-------- Stored rows
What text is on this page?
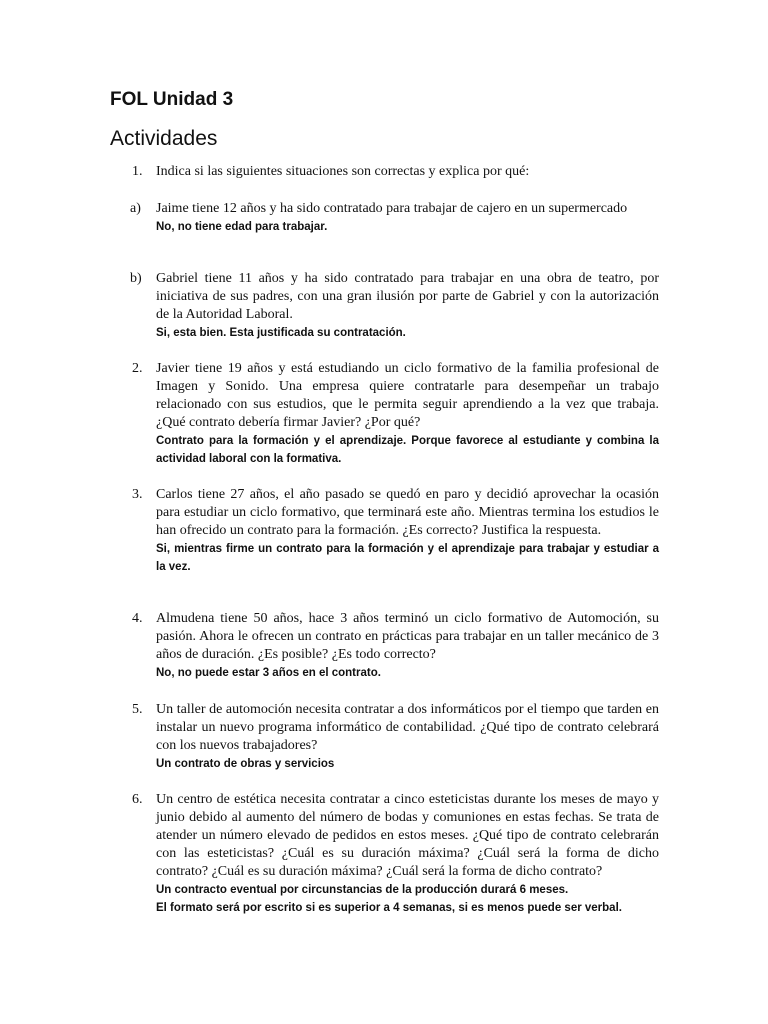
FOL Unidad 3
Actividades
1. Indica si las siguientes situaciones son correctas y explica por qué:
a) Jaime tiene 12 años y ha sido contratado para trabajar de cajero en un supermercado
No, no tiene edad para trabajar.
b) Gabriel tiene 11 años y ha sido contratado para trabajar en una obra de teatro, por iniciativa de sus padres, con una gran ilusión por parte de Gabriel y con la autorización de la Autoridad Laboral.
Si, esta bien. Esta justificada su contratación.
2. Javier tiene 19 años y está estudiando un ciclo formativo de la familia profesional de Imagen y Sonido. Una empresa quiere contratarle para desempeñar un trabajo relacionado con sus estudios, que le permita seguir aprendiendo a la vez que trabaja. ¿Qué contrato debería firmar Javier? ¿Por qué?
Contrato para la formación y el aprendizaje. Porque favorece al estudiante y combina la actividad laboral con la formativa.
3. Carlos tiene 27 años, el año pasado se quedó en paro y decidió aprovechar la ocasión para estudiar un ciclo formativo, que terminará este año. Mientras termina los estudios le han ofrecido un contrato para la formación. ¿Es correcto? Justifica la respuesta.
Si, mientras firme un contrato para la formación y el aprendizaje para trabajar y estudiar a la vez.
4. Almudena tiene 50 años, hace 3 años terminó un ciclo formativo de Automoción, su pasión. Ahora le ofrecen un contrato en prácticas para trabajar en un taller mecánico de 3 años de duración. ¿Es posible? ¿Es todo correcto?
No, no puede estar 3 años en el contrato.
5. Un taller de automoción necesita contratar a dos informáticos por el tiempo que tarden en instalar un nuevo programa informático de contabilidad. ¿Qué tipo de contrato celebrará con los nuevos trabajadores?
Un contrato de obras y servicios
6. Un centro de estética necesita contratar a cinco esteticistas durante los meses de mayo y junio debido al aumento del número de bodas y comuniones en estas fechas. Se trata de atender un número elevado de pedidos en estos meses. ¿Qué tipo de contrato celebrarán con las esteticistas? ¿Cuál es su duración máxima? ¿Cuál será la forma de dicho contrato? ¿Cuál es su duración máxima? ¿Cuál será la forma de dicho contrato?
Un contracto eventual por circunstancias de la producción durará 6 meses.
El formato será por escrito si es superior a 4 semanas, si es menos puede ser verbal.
----------------
-- Exercise aim --
Reproduce each record above by retyping it exactly; omit all images.

-- In response --
What text is on this page?
FOL Unidad 3
Actividades
1. Indica si las siguientes situaciones son correctas y explica por qué:
a) Jaime tiene 12 años y ha sido contratado para trabajar de cajero en un supermercado
No, no tiene edad para trabajar.
b) Gabriel tiene 11 años y ha sido contratado para trabajar en una obra de teatro, por iniciativa de sus padres, con una gran ilusión por parte de Gabriel y con la autorización de la Autoridad Laboral.
Si, esta bien. Esta justificada su contratación.
2. Javier tiene 19 años y está estudiando un ciclo formativo de la familia profesional de Imagen y Sonido. Una empresa quiere contratarle para desempeñar un trabajo relacionado con sus estudios, que le permita seguir aprendiendo a la vez que trabaja. ¿Qué contrato debería firmar Javier? ¿Por qué?
Contrato para la formación y el aprendizaje. Porque favorece al estudiante y combina la actividad laboral con la formativa.
3. Carlos tiene 27 años, el año pasado se quedó en paro y decidió aprovechar la ocasión para estudiar un ciclo formativo, que terminará este año. Mientras termina los estudios le han ofrecido un contrato para la formación. ¿Es correcto? Justifica la respuesta.
Si, mientras firme un contrato para la formación y el aprendizaje para trabajar y estudiar a la vez.
4. Almudena tiene 50 años, hace 3 años terminó un ciclo formativo de Automoción, su pasión. Ahora le ofrecen un contrato en prácticas para trabajar en un taller mecánico de 3 años de duración. ¿Es posible? ¿Es todo correcto?
No, no puede estar 3 años en el contrato.
5. Un taller de automoción necesita contratar a dos informáticos por el tiempo que tarden en instalar un nuevo programa informático de contabilidad. ¿Qué tipo de contrato celebrará con los nuevos trabajadores?
Un contrato de obras y servicios
6. Un centro de estética necesita contratar a cinco esteticistas durante los meses de mayo y junio debido al aumento del número de bodas y comuniones en estas fechas. Se trata de atender un número elevado de pedidos en estos meses. ¿Qué tipo de contrato celebrarán con las esteticistas? ¿Cuál es su duración máxima? ¿Cuál será la forma de dicho contrato? ¿Cuál es su duración máxima? ¿Cuál será la forma de dicho contrato?
Un contracto eventual por circunstancias de la producción durará 6 meses.
El formato será por escrito si es superior a 4 semanas, si es menos puede ser verbal.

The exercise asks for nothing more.